Items from a dataset:
____________________
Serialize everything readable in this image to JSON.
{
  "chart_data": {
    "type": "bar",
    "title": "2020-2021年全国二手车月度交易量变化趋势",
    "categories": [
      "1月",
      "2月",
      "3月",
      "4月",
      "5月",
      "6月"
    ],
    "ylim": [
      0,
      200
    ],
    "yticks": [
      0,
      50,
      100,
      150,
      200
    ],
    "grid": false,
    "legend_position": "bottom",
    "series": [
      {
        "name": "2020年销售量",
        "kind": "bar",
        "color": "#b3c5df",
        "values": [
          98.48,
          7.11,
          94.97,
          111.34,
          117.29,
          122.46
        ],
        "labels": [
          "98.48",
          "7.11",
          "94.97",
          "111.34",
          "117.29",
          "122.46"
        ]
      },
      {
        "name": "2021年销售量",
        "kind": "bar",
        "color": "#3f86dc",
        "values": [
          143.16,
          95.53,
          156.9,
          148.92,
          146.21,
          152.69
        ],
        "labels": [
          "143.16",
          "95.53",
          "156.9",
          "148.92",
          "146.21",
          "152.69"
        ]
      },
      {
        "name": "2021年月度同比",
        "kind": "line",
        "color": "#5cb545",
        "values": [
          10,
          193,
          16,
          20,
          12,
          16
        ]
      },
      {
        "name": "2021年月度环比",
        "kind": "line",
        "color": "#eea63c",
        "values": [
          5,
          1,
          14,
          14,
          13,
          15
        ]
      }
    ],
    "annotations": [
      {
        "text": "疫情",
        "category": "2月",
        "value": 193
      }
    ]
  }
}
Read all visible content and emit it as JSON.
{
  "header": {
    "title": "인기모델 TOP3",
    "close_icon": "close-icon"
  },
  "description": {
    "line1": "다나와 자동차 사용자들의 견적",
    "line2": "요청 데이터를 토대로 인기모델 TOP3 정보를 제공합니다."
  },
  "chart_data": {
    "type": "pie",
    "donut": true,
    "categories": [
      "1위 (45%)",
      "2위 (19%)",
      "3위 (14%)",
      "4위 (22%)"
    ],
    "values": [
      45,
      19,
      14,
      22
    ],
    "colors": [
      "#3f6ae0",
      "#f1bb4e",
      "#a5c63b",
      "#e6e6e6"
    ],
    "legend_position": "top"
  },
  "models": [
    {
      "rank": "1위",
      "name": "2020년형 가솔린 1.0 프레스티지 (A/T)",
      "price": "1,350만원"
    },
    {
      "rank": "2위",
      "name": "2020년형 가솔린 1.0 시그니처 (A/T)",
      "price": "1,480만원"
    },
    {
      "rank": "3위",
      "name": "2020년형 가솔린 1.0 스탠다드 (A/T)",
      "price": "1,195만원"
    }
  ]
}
____________________
### EXERCISE TASK
Using the data above, print every record exactly as shown.

### REPLY TO THE TASK
Serialize everything readable in this image to JSON.
{
  "chart_data": {
    "type": "bar",
    "title": "2020-2021年全国二手车月度交易量变化趋势",
    "categories": [
      "1月",
      "2月",
      "3月",
      "4月",
      "5月",
      "6月"
    ],
    "ylim": [
      0,
      200
    ],
    "yticks": [
      0,
      50,
      100,
      150,
      200
    ],
    "grid": false,
    "legend_position": "bottom",
    "series": [
      {
        "name": "2020年销售量",
        "kind": "bar",
        "color": "#b3c5df",
        "values": [
          98.48,
          7.11,
          94.97,
          111.34,
          117.29,
          122.46
        ],
        "labels": [
          "98.48",
          "7.11",
          "94.97",
          "111.34",
          "117.29",
          "122.46"
        ]
      },
      {
        "name": "2021年销售量",
        "kind": "bar",
        "color": "#3f86dc",
        "values": [
          143.16,
          95.53,
          156.9,
          148.92,
          146.21,
          152.69
        ],
        "labels": [
          "143.16",
          "95.53",
          "156.9",
          "148.92",
          "146.21",
          "152.69"
        ]
      },
      {
        "name": "2021年月度同比",
        "kind": "line",
        "color": "#5cb545",
        "values": [
          10,
          193,
          16,
          20,
          12,
          16
        ]
      },
      {
        "name": "2021年月度环比",
        "kind": "line",
        "color": "#eea63c",
        "values": [
          5,
          1,
          14,
          14,
          13,
          15
        ]
      }
    ],
    "annotations": [
      {
        "text": "疫情",
        "category": "2月",
        "value": 193
      }
    ]
  }
}
Read all visible content and emit it as JSON.
{
  "header": {
    "title": "인기모델 TOP3",
    "close_icon": "close-icon"
  },
  "description": {
    "line1": "다나와 자동차 사용자들의 견적",
    "line2": "요청 데이터를 토대로 인기모델 TOP3 정보를 제공합니다."
  },
  "chart_data": {
    "type": "pie",
    "donut": true,
    "categories": [
      "1위 (45%)",
      "2위 (19%)",
      "3위 (14%)",
      "4위 (22%)"
    ],
    "values": [
      45,
      19,
      14,
      22
    ],
    "colors": [
      "#3f6ae0",
      "#f1bb4e",
      "#a5c63b",
      "#e6e6e6"
    ],
    "legend_position": "top"
  },
  "models": [
    {
      "rank": "1위",
      "name": "2020년형 가솔린 1.0 프레스티지 (A/T)",
      "price": "1,350만원"
    },
    {
      "rank": "2위",
      "name": "2020년형 가솔린 1.0 시그니처 (A/T)",
      "price": "1,480만원"
    },
    {
      "rank": "3위",
      "name": "2020년형 가솔린 1.0 스탠다드 (A/T)",
      "price": "1,195만원"
    }
  ]
}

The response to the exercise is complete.